WHAT IS ASKED – Quote the entries that follow exactly, leaving none out.

Stored items –
::::
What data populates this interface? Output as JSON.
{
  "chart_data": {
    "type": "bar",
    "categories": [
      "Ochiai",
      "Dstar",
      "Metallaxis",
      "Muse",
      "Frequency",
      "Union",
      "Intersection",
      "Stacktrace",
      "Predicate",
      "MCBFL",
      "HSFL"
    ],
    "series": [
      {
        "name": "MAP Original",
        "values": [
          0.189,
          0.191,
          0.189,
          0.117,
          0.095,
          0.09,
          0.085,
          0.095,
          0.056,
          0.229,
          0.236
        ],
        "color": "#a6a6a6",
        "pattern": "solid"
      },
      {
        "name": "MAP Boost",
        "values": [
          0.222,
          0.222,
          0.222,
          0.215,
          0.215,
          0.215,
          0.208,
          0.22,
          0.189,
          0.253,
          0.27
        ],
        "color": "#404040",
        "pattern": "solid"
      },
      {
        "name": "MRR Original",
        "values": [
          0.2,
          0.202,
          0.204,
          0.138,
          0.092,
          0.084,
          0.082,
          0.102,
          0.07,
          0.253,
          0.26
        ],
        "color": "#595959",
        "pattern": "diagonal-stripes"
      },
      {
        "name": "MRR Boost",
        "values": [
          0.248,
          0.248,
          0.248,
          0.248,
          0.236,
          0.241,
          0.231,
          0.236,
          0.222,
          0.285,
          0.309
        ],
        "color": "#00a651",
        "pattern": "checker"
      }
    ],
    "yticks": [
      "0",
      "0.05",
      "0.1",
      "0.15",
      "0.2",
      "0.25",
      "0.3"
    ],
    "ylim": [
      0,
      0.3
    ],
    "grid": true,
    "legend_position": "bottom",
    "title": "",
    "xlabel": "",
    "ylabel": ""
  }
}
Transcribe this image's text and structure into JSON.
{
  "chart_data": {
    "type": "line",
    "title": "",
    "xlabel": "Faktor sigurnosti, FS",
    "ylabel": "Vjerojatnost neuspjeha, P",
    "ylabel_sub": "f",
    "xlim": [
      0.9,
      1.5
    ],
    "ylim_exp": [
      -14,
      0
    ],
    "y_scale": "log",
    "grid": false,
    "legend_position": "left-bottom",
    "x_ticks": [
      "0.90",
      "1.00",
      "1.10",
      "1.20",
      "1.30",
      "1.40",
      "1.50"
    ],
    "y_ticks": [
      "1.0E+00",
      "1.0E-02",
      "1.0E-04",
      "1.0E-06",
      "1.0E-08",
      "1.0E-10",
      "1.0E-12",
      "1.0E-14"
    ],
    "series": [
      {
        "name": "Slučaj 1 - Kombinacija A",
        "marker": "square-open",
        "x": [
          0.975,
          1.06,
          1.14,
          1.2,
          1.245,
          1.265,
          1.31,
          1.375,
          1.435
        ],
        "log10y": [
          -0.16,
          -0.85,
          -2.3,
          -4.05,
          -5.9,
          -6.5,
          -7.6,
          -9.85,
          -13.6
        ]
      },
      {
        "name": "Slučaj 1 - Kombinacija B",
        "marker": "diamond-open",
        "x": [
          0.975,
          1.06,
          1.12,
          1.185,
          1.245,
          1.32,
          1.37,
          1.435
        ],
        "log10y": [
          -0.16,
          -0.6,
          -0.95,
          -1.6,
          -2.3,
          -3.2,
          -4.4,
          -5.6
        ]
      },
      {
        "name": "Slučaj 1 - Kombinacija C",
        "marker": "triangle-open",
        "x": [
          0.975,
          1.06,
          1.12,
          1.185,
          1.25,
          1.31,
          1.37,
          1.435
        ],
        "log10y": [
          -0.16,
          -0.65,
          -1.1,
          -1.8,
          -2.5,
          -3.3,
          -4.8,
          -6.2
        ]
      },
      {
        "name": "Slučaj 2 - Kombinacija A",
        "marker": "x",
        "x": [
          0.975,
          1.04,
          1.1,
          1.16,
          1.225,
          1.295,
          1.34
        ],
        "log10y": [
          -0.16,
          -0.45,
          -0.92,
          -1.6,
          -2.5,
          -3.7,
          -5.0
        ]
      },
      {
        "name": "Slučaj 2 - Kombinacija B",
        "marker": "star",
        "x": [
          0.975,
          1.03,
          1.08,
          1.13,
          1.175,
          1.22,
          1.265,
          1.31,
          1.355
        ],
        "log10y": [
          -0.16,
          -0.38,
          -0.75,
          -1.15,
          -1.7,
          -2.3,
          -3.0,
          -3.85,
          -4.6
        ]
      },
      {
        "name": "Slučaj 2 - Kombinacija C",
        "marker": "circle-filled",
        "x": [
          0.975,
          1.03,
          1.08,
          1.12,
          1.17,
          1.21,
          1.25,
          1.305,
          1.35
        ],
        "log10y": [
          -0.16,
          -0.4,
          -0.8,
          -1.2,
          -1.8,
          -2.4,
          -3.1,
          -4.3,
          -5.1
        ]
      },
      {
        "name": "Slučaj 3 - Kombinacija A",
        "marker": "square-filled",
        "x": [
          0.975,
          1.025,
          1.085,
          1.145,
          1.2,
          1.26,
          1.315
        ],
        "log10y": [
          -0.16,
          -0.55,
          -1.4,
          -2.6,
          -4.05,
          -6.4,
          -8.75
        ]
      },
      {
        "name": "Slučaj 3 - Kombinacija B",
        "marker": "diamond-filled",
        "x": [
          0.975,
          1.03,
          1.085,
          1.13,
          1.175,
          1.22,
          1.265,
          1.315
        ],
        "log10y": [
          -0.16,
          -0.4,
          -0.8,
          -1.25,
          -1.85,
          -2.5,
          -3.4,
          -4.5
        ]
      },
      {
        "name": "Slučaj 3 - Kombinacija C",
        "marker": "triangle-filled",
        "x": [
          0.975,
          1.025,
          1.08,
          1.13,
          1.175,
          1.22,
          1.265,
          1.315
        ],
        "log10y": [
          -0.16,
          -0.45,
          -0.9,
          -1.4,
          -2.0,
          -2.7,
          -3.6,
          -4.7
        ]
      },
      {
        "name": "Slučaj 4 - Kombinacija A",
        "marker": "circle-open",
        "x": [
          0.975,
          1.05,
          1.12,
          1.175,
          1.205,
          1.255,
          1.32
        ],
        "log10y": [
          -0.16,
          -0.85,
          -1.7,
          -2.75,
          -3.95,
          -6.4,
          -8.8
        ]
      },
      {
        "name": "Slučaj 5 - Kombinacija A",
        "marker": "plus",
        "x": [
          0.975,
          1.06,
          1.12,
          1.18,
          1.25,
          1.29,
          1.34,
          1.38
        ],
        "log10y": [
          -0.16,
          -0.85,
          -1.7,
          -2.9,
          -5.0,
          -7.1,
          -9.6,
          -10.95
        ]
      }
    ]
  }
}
::::
SOLUTION –
What data populates this interface? Output as JSON.
{
  "chart_data": {
    "type": "bar",
    "categories": [
      "Ochiai",
      "Dstar",
      "Metallaxis",
      "Muse",
      "Frequency",
      "Union",
      "Intersection",
      "Stacktrace",
      "Predicate",
      "MCBFL",
      "HSFL"
    ],
    "series": [
      {
        "name": "MAP Original",
        "values": [
          0.189,
          0.191,
          0.189,
          0.117,
          0.095,
          0.09,
          0.085,
          0.095,
          0.056,
          0.229,
          0.236
        ],
        "color": "#a6a6a6",
        "pattern": "solid"
      },
      {
        "name": "MAP Boost",
        "values": [
          0.222,
          0.222,
          0.222,
          0.215,
          0.215,
          0.215,
          0.208,
          0.22,
          0.189,
          0.253,
          0.27
        ],
        "color": "#404040",
        "pattern": "solid"
      },
      {
        "name": "MRR Original",
        "values": [
          0.2,
          0.202,
          0.204,
          0.138,
          0.092,
          0.084,
          0.082,
          0.102,
          0.07,
          0.253,
          0.26
        ],
        "color": "#595959",
        "pattern": "diagonal-stripes"
      },
      {
        "name": "MRR Boost",
        "values": [
          0.248,
          0.248,
          0.248,
          0.248,
          0.236,
          0.241,
          0.231,
          0.236,
          0.222,
          0.285,
          0.309
        ],
        "color": "#00a651",
        "pattern": "checker"
      }
    ],
    "yticks": [
      "0",
      "0.05",
      "0.1",
      "0.15",
      "0.2",
      "0.25",
      "0.3"
    ],
    "ylim": [
      0,
      0.3
    ],
    "grid": true,
    "legend_position": "bottom",
    "title": "",
    "xlabel": "",
    "ylabel": ""
  }
}
Transcribe this image's text and structure into JSON.
{
  "chart_data": {
    "type": "line",
    "title": "",
    "xlabel": "Faktor sigurnosti, FS",
    "ylabel": "Vjerojatnost neuspjeha, P",
    "ylabel_sub": "f",
    "xlim": [
      0.9,
      1.5
    ],
    "ylim_exp": [
      -14,
      0
    ],
    "y_scale": "log",
    "grid": false,
    "legend_position": "left-bottom",
    "x_ticks": [
      "0.90",
      "1.00",
      "1.10",
      "1.20",
      "1.30",
      "1.40",
      "1.50"
    ],
    "y_ticks": [
      "1.0E+00",
      "1.0E-02",
      "1.0E-04",
      "1.0E-06",
      "1.0E-08",
      "1.0E-10",
      "1.0E-12",
      "1.0E-14"
    ],
    "series": [
      {
        "name": "Slučaj 1 - Kombinacija A",
        "marker": "square-open",
        "x": [
          0.975,
          1.06,
          1.14,
          1.2,
          1.245,
          1.265,
          1.31,
          1.375,
          1.435
        ],
        "log10y": [
          -0.16,
          -0.85,
          -2.3,
          -4.05,
          -5.9,
          -6.5,
          -7.6,
          -9.85,
          -13.6
        ]
      },
      {
        "name": "Slučaj 1 - Kombinacija B",
        "marker": "diamond-open",
        "x": [
          0.975,
          1.06,
          1.12,
          1.185,
          1.245,
          1.32,
          1.37,
          1.435
        ],
        "log10y": [
          -0.16,
          -0.6,
          -0.95,
          -1.6,
          -2.3,
          -3.2,
          -4.4,
          -5.6
        ]
      },
      {
        "name": "Slučaj 1 - Kombinacija C",
        "marker": "triangle-open",
        "x": [
          0.975,
          1.06,
          1.12,
          1.185,
          1.25,
          1.31,
          1.37,
          1.435
        ],
        "log10y": [
          -0.16,
          -0.65,
          -1.1,
          -1.8,
          -2.5,
          -3.3,
          -4.8,
          -6.2
        ]
      },
      {
        "name": "Slučaj 2 - Kombinacija A",
        "marker": "x",
        "x": [
          0.975,
          1.04,
          1.1,
          1.16,
          1.225,
          1.295,
          1.34
        ],
        "log10y": [
          -0.16,
          -0.45,
          -0.92,
          -1.6,
          -2.5,
          -3.7,
          -5.0
        ]
      },
      {
        "name": "Slučaj 2 - Kombinacija B",
        "marker": "star",
        "x": [
          0.975,
          1.03,
          1.08,
          1.13,
          1.175,
          1.22,
          1.265,
          1.31,
          1.355
        ],
        "log10y": [
          -0.16,
          -0.38,
          -0.75,
          -1.15,
          -1.7,
          -2.3,
          -3.0,
          -3.85,
          -4.6
        ]
      },
      {
        "name": "Slučaj 2 - Kombinacija C",
        "marker": "circle-filled",
        "x": [
          0.975,
          1.03,
          1.08,
          1.12,
          1.17,
          1.21,
          1.25,
          1.305,
          1.35
        ],
        "log10y": [
          -0.16,
          -0.4,
          -0.8,
          -1.2,
          -1.8,
          -2.4,
          -3.1,
          -4.3,
          -5.1
        ]
      },
      {
        "name": "Slučaj 3 - Kombinacija A",
        "marker": "square-filled",
        "x": [
          0.975,
          1.025,
          1.085,
          1.145,
          1.2,
          1.26,
          1.315
        ],
        "log10y": [
          -0.16,
          -0.55,
          -1.4,
          -2.6,
          -4.05,
          -6.4,
          -8.75
        ]
      },
      {
        "name": "Slučaj 3 - Kombinacija B",
        "marker": "diamond-filled",
        "x": [
          0.975,
          1.03,
          1.085,
          1.13,
          1.175,
          1.22,
          1.265,
          1.315
        ],
        "log10y": [
          -0.16,
          -0.4,
          -0.8,
          -1.25,
          -1.85,
          -2.5,
          -3.4,
          -4.5
        ]
      },
      {
        "name": "Slučaj 3 - Kombinacija C",
        "marker": "triangle-filled",
        "x": [
          0.975,
          1.025,
          1.08,
          1.13,
          1.175,
          1.22,
          1.265,
          1.315
        ],
        "log10y": [
          -0.16,
          -0.45,
          -0.9,
          -1.4,
          -2.0,
          -2.7,
          -3.6,
          -4.7
        ]
      },
      {
        "name": "Slučaj 4 - Kombinacija A",
        "marker": "circle-open",
        "x": [
          0.975,
          1.05,
          1.12,
          1.175,
          1.205,
          1.255,
          1.32
        ],
        "log10y": [
          -0.16,
          -0.85,
          -1.7,
          -2.75,
          -3.95,
          -6.4,
          -8.8
        ]
      },
      {
        "name": "Slučaj 5 - Kombinacija A",
        "marker": "plus",
        "x": [
          0.975,
          1.06,
          1.12,
          1.18,
          1.25,
          1.29,
          1.34,
          1.38
        ],
        "log10y": [
          -0.16,
          -0.85,
          -1.7,
          -2.9,
          -5.0,
          -7.1,
          -9.6,
          -10.95
        ]
      }
    ]
  }
}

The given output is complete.